▸ WHAT THIS TASK INVOLVES: Review the material and extract every line in which the word "długości" occurs.
━━━
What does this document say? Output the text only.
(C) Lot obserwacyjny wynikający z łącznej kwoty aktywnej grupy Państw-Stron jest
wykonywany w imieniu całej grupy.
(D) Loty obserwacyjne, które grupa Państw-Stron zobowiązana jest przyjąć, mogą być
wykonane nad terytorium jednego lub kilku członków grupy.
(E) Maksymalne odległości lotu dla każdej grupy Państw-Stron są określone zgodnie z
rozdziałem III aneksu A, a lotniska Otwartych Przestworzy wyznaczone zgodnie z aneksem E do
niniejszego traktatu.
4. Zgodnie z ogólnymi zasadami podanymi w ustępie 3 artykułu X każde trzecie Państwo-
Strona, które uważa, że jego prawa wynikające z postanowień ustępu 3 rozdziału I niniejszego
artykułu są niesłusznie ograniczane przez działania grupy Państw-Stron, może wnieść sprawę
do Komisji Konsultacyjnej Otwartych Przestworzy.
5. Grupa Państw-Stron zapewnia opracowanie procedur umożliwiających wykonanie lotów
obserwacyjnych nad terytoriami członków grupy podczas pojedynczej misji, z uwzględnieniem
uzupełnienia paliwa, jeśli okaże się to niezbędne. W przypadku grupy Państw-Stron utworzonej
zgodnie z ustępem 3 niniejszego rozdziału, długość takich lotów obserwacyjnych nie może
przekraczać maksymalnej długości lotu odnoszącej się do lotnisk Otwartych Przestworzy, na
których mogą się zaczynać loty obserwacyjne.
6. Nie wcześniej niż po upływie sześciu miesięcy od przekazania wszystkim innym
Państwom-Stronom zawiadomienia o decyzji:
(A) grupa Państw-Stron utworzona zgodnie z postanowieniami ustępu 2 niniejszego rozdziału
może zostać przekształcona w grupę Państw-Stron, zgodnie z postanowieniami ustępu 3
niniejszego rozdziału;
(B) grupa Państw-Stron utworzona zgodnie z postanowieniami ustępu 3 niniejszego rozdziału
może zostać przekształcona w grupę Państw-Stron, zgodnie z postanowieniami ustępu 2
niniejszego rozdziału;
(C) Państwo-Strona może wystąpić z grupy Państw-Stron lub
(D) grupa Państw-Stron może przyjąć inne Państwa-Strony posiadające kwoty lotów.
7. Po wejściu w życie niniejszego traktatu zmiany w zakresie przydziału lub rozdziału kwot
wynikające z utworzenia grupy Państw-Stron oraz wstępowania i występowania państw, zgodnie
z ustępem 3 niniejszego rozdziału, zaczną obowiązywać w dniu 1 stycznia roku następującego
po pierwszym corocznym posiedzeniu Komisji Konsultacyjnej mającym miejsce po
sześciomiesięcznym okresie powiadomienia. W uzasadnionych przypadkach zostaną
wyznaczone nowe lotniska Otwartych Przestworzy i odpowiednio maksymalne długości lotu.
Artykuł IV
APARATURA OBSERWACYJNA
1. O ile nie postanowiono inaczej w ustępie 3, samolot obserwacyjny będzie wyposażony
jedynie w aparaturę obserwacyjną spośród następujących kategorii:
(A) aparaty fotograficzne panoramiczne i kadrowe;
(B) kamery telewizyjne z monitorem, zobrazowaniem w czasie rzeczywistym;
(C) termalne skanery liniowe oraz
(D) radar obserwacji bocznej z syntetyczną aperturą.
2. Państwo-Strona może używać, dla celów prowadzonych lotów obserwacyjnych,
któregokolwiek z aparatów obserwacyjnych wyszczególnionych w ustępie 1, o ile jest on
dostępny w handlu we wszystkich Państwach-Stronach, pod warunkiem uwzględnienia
━━━
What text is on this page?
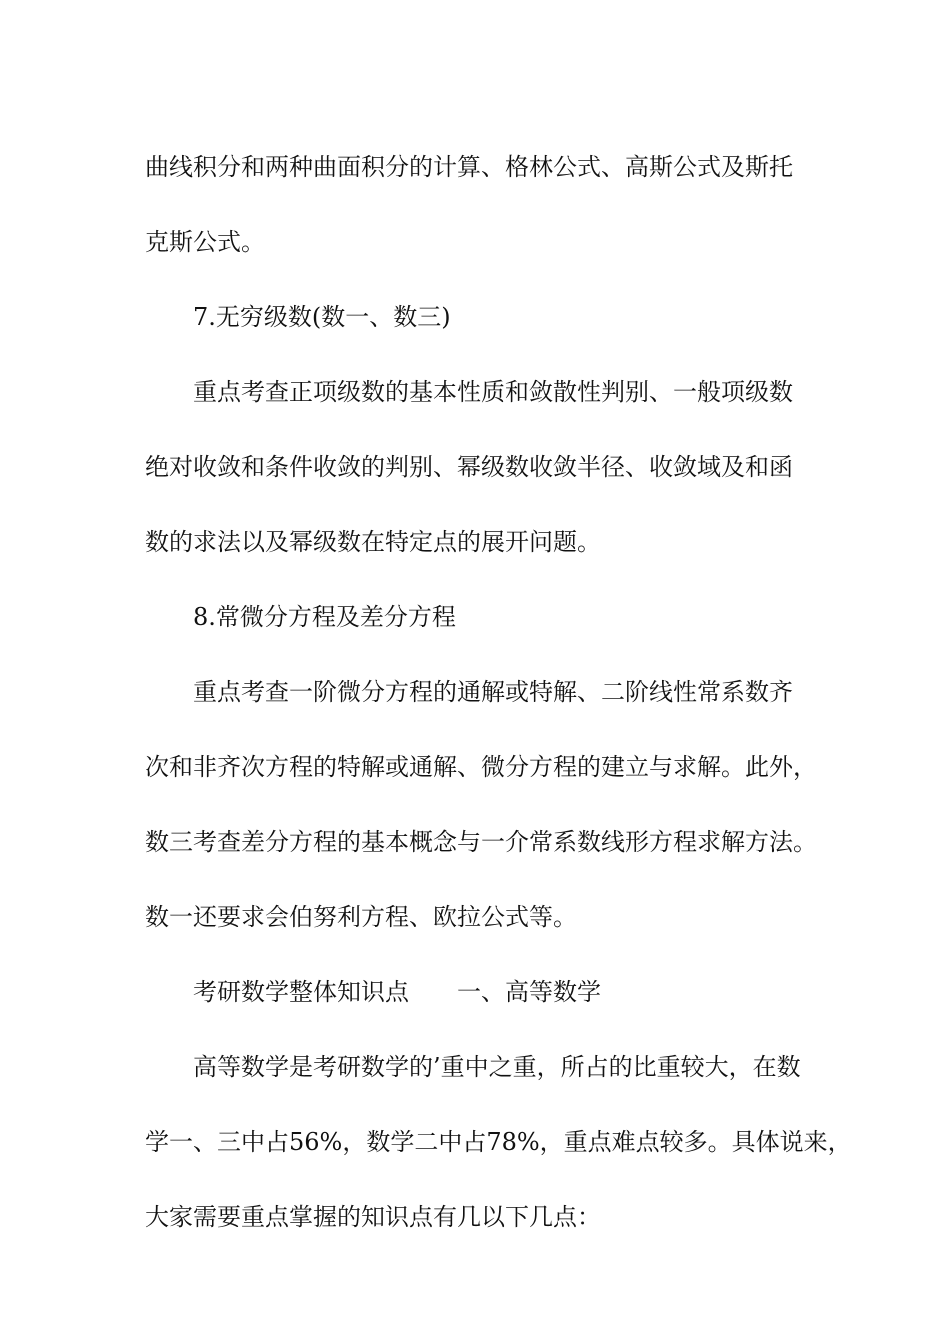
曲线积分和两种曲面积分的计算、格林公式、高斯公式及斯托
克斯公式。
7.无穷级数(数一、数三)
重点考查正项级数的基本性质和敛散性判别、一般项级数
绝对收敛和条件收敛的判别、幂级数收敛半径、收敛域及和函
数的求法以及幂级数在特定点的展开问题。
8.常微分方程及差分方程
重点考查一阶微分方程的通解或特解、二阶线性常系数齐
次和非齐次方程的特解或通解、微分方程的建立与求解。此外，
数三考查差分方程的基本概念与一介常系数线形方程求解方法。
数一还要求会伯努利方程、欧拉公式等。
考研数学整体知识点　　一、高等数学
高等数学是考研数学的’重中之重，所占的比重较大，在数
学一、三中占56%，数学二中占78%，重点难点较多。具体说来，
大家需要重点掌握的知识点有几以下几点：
━━━
▸ TASK ANSWER:
przekraczać maksymalnej długości lotu odnoszącej się do lotnisk Otwartych Przestworzy, na
wyznaczone nowe lotniska Otwartych Przestworzy i odpowiednio maksymalne długości lotu.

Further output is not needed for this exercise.